--- START Excerpted records ---
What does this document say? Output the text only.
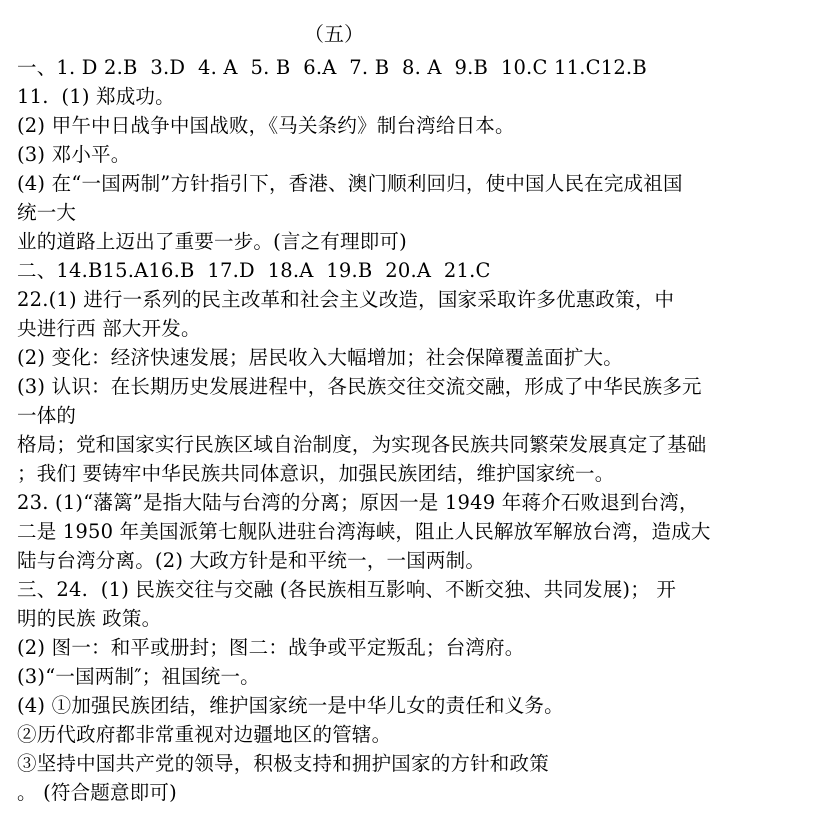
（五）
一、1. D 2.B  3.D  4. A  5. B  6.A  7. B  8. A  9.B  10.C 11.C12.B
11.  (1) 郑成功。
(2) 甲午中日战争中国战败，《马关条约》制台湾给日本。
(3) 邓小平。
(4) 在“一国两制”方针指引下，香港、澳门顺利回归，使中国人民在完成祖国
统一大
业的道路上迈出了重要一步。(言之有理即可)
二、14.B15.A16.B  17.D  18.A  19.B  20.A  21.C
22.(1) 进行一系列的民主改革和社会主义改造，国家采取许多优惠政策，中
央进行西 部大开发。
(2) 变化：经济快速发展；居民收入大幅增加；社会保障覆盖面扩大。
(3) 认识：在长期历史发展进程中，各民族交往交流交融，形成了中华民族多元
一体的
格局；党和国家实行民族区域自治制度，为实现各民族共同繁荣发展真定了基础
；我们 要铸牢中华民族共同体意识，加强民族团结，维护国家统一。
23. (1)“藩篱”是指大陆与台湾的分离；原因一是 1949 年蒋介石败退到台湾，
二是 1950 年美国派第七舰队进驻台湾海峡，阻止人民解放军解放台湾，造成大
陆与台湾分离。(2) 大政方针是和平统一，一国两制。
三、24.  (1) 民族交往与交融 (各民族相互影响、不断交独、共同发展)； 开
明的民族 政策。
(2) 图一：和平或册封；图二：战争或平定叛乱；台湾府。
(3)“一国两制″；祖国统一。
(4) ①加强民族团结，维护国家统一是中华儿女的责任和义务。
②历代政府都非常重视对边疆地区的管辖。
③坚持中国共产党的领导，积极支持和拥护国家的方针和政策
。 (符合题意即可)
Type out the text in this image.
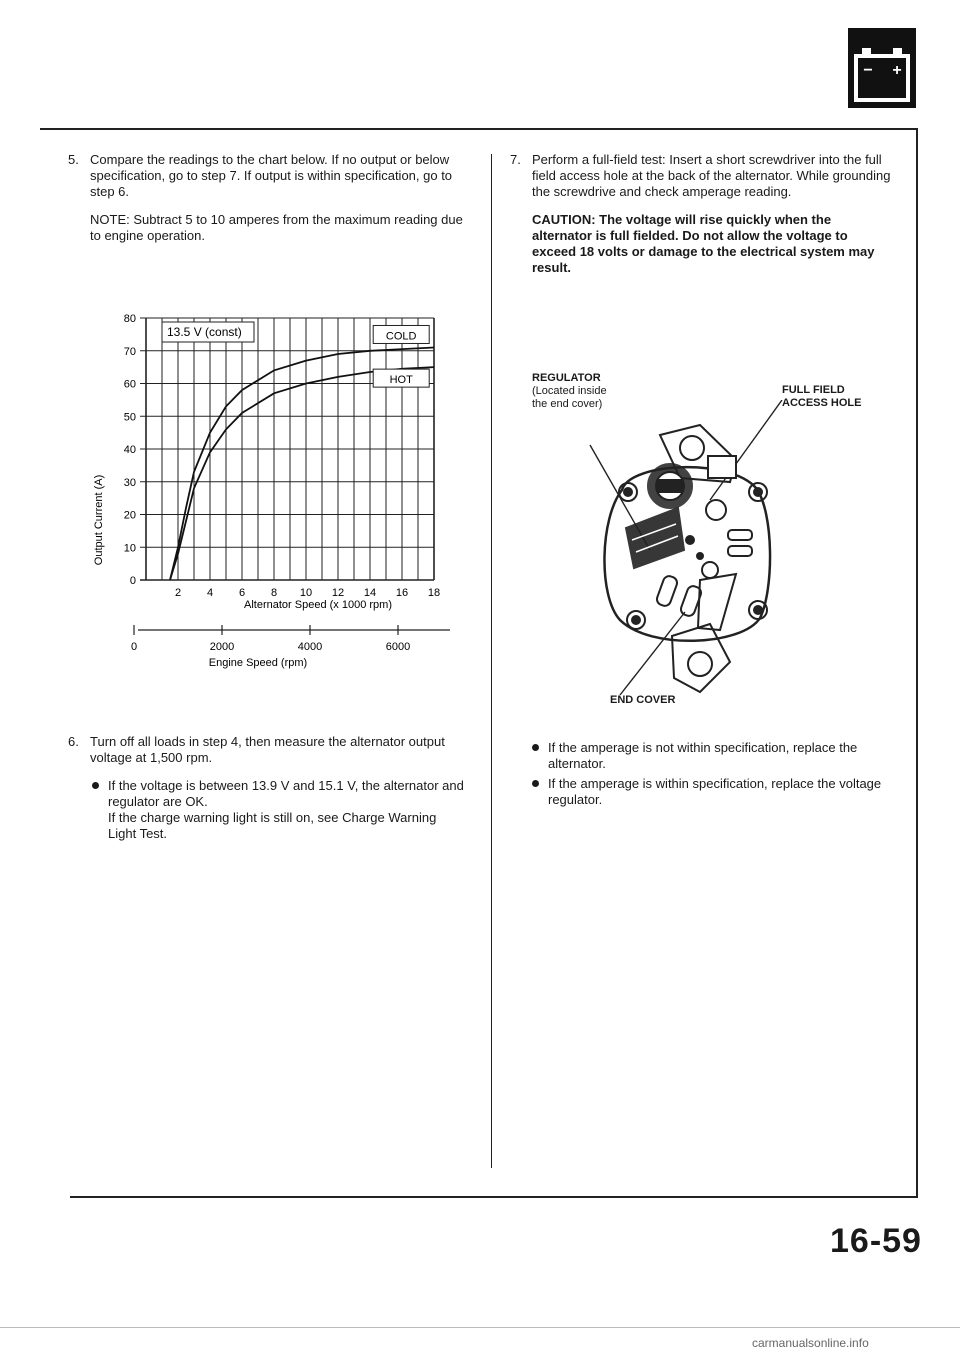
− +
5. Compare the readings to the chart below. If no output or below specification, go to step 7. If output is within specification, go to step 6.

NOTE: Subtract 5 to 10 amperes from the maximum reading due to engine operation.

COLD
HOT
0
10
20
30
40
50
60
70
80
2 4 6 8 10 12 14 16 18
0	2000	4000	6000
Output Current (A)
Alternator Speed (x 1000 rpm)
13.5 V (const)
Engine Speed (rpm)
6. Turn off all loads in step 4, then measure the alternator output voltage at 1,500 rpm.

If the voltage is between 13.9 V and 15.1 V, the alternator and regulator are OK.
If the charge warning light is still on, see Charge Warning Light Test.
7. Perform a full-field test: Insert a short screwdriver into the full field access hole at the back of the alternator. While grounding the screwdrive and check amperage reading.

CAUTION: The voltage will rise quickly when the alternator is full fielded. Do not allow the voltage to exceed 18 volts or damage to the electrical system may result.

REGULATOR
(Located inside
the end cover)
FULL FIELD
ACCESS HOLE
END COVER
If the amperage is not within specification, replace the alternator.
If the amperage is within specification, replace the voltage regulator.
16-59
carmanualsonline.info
--- END Excerpted records ---
Return all of the entries exactly as written, but drop any pictures they hold.

What does this document say? Output the text only.
（五）
一、1. D 2.B  3.D  4. A  5. B  6.A  7. B  8. A  9.B  10.C 11.C12.B
11.  (1) 郑成功。
(2) 甲午中日战争中国战败，《马关条约》制台湾给日本。
(3) 邓小平。
(4) 在“一国两制”方针指引下，香港、澳门顺利回归，使中国人民在完成祖国
统一大
业的道路上迈出了重要一步。(言之有理即可)
二、14.B15.A16.B  17.D  18.A  19.B  20.A  21.C
22.(1) 进行一系列的民主改革和社会主义改造，国家采取许多优惠政策，中
央进行西 部大开发。
(2) 变化：经济快速发展；居民收入大幅增加；社会保障覆盖面扩大。
(3) 认识：在长期历史发展进程中，各民族交往交流交融，形成了中华民族多元
一体的
格局；党和国家实行民族区域自治制度，为实现各民族共同繁荣发展真定了基础
；我们 要铸牢中华民族共同体意识，加强民族团结，维护国家统一。
23. (1)“藩篱”是指大陆与台湾的分离；原因一是 1949 年蒋介石败退到台湾，
二是 1950 年美国派第七舰队进驻台湾海峡，阻止人民解放军解放台湾，造成大
陆与台湾分离。(2) 大政方针是和平统一，一国两制。
三、24.  (1) 民族交往与交融 (各民族相互影响、不断交独、共同发展)； 开
明的民族 政策。
(2) 图一：和平或册封；图二：战争或平定叛乱；台湾府。
(3)“一国两制″；祖国统一。
(4) ①加强民族团结，维护国家统一是中华儿女的责任和义务。
②历代政府都非常重视对边疆地区的管辖。
③坚持中国共产党的领导，积极支持和拥护国家的方针和政策
。 (符合题意即可)
Type out the text in this image.
− +
5. Compare the readings to the chart below. If no output or below specification, go to step 7. If output is within specification, go to step 6.

NOTE: Subtract 5 to 10 amperes from the maximum reading due to engine operation.

COLD
HOT
0
10
20
30
40
50
60
70
80
2 4 6 8 10 12 14 16 18
0	2000	4000	6000
Output Current (A)
Alternator Speed (x 1000 rpm)
13.5 V (const)
Engine Speed (rpm)
6. Turn off all loads in step 4, then measure the alternator output voltage at 1,500 rpm.

If the voltage is between 13.9 V and 15.1 V, the alternator and regulator are OK.
If the charge warning light is still on, see Charge Warning Light Test.
7. Perform a full-field test: Insert a short screwdriver into the full field access hole at the back of the alternator. While grounding the screwdrive and check amperage reading.

CAUTION: The voltage will rise quickly when the alternator is full fielded. Do not allow the voltage to exceed 18 volts or damage to the electrical system may result.

REGULATOR
(Located inside
the end cover)
FULL FIELD
ACCESS HOLE
END COVER
If the amperage is not within specification, replace the alternator.
If the amperage is within specification, replace the voltage regulator.
16-59
carmanualsonline.info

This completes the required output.